PROVIDED TEXT:
·····

Making of ZHA’s Leeza SOHO
The making of Leeza SOHO Visualization is among the best articles in the past year and as part of a blog content review I’m pushing it up, so those of you who did not see it yet do not miss it! COSMOSCUBE did a fantastic job breaking down the architectural rendering process as they visualized Zaha Hadid Architects Leeza SOHO 46-story tower in Beijing, China. For comments, jump into TALK using the link at the end of the article.
Hey guys, here at COSMOSCUBE studio we decided to share with you the process of creating the image for Leeza SOHO. It was our pleasure to work with Zaha Hadid Architects, the prestigious architectural practice. We visualized the 46-story tower in Beijing, home of the world’s tallest atrium.
Leeza SOHO – Scope of Work
As an entry point to a bustling financial district, elegantly twisting on top of a subway tunnel, Leeza Soho is a representation of the connected, innovative, and fast-paced society. In addition to our photorealistic night interpretation of the future building, our mission was to emphasize the nocturnal effects of the actual facade, interior, and landscape lighting in sync with the tower’s dynamic context. We visualized the tower’s transparent facade, reflecting its surroundings, and at the same time accentuated its silhouette through eye-catching uplights (spiral floodlight), emphasized by the interior, top and other lighting elements. Undoubtedly, Leeza Soho’s abstract twisting atrium was its most prominent feature, so the significance of its lighting representation was key to the final holistic 3d visualization of the tower.
3D Modeling Leeza SOHO
First of all, let’s say something about the software. Rendered in V-Ray, ANIMA for scattering people, post in Photoshop.

·····

Boxed element entries:
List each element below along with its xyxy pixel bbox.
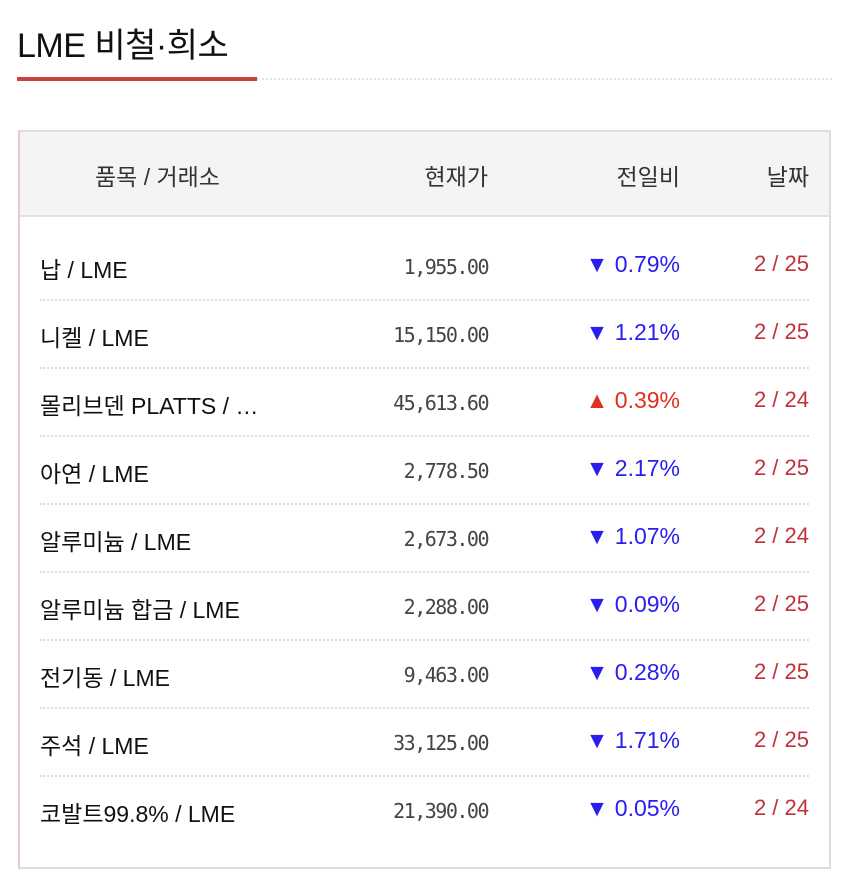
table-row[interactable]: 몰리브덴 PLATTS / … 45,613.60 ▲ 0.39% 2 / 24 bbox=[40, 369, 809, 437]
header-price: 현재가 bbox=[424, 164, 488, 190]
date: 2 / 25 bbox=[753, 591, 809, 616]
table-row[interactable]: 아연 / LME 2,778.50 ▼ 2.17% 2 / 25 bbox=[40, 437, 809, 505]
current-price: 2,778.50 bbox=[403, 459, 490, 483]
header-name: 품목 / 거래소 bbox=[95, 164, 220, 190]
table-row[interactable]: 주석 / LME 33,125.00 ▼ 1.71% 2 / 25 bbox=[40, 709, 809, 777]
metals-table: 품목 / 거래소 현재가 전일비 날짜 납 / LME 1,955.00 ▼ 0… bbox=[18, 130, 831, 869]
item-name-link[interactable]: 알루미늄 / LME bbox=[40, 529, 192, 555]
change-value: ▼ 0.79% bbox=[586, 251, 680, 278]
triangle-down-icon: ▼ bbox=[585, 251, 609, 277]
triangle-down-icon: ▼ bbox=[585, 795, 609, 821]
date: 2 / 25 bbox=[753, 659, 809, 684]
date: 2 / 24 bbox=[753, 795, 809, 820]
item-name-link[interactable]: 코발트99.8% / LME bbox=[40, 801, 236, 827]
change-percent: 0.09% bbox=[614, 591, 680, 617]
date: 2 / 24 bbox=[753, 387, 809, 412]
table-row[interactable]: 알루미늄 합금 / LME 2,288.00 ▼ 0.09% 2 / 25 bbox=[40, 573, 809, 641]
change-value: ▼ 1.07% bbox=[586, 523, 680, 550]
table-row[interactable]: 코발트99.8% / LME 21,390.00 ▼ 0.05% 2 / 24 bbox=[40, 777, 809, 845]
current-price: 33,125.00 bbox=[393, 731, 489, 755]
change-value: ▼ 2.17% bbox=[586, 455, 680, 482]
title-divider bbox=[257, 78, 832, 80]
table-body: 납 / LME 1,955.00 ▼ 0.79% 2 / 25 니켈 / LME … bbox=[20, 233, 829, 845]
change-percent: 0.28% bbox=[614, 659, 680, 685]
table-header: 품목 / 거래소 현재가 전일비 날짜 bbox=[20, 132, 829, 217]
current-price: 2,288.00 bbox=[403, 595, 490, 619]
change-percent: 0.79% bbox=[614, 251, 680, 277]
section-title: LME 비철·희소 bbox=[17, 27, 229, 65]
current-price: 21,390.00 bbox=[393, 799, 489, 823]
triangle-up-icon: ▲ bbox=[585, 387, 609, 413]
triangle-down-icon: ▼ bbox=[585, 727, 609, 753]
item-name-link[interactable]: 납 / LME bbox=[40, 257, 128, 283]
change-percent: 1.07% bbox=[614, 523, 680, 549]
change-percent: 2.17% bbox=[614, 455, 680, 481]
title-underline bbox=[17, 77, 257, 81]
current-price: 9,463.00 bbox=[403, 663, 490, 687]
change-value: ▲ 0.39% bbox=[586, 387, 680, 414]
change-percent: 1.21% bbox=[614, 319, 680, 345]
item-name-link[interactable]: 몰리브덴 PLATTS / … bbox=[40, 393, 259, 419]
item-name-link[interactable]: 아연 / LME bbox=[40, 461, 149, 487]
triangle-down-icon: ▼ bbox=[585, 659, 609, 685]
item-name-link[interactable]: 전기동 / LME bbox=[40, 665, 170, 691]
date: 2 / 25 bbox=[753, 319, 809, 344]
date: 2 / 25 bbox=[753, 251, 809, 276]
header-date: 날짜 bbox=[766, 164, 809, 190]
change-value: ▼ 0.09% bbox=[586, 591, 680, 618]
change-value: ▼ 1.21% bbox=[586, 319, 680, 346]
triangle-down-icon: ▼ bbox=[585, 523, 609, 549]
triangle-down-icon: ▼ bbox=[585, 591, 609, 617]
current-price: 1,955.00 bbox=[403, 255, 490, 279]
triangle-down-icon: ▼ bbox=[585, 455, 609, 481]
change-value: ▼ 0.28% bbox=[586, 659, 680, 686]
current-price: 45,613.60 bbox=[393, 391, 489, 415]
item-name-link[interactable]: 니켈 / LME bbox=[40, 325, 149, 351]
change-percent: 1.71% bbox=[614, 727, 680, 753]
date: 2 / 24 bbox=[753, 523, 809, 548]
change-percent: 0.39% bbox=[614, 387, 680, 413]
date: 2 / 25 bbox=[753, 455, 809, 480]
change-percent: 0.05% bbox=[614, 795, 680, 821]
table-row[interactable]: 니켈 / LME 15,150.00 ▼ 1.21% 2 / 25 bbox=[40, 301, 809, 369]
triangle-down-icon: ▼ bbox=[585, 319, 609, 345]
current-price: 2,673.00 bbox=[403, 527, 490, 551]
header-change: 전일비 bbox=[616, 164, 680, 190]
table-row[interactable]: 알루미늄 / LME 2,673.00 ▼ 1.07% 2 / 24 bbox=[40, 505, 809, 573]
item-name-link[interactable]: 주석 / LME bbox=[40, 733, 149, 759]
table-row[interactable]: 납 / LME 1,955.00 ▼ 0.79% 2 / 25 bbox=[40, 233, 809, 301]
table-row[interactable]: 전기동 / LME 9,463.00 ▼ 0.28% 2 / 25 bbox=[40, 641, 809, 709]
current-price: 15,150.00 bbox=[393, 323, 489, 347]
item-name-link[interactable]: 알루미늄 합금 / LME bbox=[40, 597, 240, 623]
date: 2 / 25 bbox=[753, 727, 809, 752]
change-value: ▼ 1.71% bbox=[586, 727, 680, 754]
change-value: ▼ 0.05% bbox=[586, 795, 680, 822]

·····

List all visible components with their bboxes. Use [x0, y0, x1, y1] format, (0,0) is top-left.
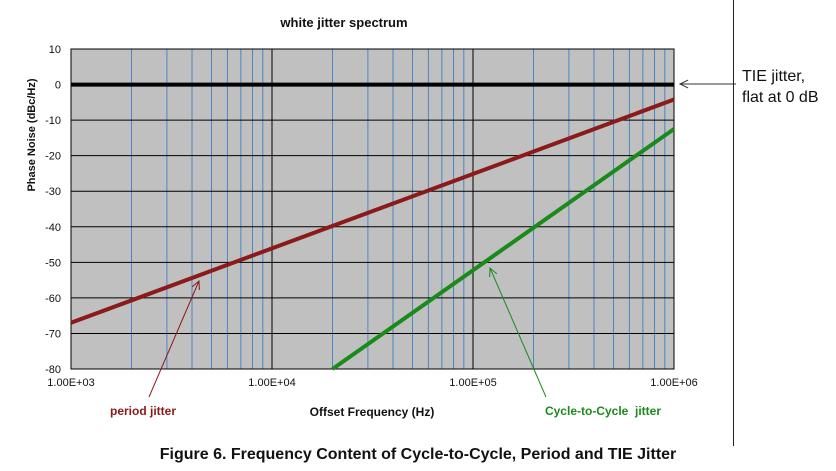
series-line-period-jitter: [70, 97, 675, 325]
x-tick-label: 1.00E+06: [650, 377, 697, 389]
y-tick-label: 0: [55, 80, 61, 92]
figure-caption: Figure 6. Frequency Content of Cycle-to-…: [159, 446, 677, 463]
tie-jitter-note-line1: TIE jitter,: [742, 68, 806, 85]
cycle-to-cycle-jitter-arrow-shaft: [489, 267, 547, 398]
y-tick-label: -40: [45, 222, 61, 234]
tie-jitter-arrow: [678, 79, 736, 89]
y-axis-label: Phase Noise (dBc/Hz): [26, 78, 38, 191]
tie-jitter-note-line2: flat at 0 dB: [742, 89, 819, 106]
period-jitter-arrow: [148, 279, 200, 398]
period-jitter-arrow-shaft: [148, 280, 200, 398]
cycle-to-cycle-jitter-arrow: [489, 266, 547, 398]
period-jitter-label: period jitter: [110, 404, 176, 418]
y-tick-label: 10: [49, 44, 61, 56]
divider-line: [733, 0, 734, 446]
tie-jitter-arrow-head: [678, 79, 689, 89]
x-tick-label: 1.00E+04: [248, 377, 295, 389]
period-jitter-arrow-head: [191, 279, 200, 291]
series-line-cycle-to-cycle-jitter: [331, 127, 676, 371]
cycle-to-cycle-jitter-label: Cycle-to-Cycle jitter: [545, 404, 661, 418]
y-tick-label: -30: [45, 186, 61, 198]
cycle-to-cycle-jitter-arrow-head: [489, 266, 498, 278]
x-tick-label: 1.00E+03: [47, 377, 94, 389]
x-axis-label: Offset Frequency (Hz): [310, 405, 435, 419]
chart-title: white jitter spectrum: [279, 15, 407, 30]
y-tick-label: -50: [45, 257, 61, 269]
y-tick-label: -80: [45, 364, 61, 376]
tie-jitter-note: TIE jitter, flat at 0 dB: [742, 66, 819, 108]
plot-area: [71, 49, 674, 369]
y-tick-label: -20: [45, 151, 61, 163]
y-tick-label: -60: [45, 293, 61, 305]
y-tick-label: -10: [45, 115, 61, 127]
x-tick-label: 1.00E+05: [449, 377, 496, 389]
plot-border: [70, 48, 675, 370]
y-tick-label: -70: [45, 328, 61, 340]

·····

WRITTEN PROBLEM: Update the Leeza SOHO text from "Hey guys, here" up to and including "world’s tallest atrium.", and write that passage out again with "studio" changed to "team".

EXERCISE OUTPUT:
Hey guys, here at COSMOSCUBE team we decided to share with you the process of creating the image for Leeza SOHO. It was our pleasure to work with Zaha Hadid Architects, the prestigious architectural practice. We visualized the 46-story tower in Beijing, home of the world’s tallest atrium.